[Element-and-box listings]
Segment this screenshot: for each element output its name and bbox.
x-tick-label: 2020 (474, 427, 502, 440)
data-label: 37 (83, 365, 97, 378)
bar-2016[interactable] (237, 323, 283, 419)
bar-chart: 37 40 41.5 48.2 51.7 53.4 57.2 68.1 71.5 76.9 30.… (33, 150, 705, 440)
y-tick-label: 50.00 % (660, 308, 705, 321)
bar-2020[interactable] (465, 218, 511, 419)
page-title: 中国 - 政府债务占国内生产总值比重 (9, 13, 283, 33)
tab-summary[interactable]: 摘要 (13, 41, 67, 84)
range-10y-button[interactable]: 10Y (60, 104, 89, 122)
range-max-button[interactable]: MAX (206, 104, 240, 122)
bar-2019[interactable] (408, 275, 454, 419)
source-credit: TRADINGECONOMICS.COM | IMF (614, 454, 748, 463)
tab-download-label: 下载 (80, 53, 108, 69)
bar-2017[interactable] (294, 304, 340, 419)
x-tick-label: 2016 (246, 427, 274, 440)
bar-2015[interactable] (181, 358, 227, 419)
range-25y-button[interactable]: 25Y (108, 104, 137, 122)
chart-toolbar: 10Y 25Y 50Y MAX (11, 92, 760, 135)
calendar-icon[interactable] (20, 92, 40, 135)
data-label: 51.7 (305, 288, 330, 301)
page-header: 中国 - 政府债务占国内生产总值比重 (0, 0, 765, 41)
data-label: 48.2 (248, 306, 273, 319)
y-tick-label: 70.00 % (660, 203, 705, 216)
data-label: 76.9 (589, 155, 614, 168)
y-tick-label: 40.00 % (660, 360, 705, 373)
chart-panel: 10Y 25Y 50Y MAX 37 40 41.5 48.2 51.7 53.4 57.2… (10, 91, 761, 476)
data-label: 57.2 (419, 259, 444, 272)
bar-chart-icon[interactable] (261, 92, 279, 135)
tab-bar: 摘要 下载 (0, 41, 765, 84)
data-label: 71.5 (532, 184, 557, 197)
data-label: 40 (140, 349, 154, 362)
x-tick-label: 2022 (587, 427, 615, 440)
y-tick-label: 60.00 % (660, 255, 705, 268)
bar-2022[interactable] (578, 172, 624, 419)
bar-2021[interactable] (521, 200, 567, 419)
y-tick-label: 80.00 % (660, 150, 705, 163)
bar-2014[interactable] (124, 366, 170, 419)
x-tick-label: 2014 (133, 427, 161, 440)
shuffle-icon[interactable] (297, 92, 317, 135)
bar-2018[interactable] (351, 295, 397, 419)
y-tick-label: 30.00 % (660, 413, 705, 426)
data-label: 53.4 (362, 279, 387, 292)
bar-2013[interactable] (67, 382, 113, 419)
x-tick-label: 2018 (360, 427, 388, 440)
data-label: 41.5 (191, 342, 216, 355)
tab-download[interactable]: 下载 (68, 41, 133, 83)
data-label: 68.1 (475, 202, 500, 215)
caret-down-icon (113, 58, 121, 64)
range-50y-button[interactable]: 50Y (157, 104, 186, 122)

• What the exercise asks
Could you copy out every line of the listing above, unchanged and in the same order?

• Solution to this problem
Segment this screenshot: for each element output its name and bbox.
x-tick-label: 2020 (474, 427, 502, 440)
data-label: 37 (83, 365, 97, 378)
bar-2016[interactable] (237, 323, 283, 419)
bar-chart: 37 40 41.5 48.2 51.7 53.4 57.2 68.1 71.5 76.9 30.… (33, 150, 705, 440)
y-tick-label: 50.00 % (660, 308, 705, 321)
bar-2020[interactable] (465, 218, 511, 419)
page-title: 中国 - 政府债务占国内生产总值比重 (9, 13, 283, 33)
tab-summary[interactable]: 摘要 (13, 41, 67, 84)
range-10y-button[interactable]: 10Y (60, 104, 89, 122)
range-max-button[interactable]: MAX (206, 104, 240, 122)
bar-2019[interactable] (408, 275, 454, 419)
source-credit: TRADINGECONOMICS.COM | IMF (614, 454, 748, 463)
tab-download-label: 下载 (80, 53, 108, 69)
bar-2017[interactable] (294, 304, 340, 419)
x-tick-label: 2016 (246, 427, 274, 440)
bar-2015[interactable] (181, 358, 227, 419)
range-25y-button[interactable]: 25Y (108, 104, 137, 122)
chart-toolbar: 10Y 25Y 50Y MAX (11, 92, 760, 135)
calendar-icon[interactable] (20, 92, 40, 135)
data-label: 51.7 (305, 288, 330, 301)
page-header: 中国 - 政府债务占国内生产总值比重 (0, 0, 765, 41)
data-label: 48.2 (248, 306, 273, 319)
y-tick-label: 70.00 % (660, 203, 705, 216)
data-label: 76.9 (589, 155, 614, 168)
y-tick-label: 40.00 % (660, 360, 705, 373)
chart-panel: 10Y 25Y 50Y MAX 37 40 41.5 48.2 51.7 53.4 57.2… (10, 91, 761, 476)
data-label: 57.2 (419, 259, 444, 272)
bar-chart-icon[interactable] (261, 92, 279, 135)
tab-bar: 摘要 下载 (0, 41, 765, 84)
data-label: 71.5 (532, 184, 557, 197)
data-label: 40 (140, 349, 154, 362)
x-tick-label: 2022 (587, 427, 615, 440)
y-tick-label: 60.00 % (660, 255, 705, 268)
bar-2022[interactable] (578, 172, 624, 419)
bar-2021[interactable] (521, 200, 567, 419)
y-tick-label: 80.00 % (660, 150, 705, 163)
bar-2014[interactable] (124, 366, 170, 419)
x-tick-label: 2014 (133, 427, 161, 440)
shuffle-icon[interactable] (297, 92, 317, 135)
bar-2018[interactable] (351, 295, 397, 419)
y-tick-label: 30.00 % (660, 413, 705, 426)
data-label: 53.4 (362, 279, 387, 292)
bar-2013[interactable] (67, 382, 113, 419)
x-tick-label: 2018 (360, 427, 388, 440)
data-label: 41.5 (191, 342, 216, 355)
tab-download[interactable]: 下载 (68, 41, 133, 83)
data-label: 68.1 (475, 202, 500, 215)
caret-down-icon (113, 58, 121, 64)
range-50y-button[interactable]: 50Y (157, 104, 186, 122)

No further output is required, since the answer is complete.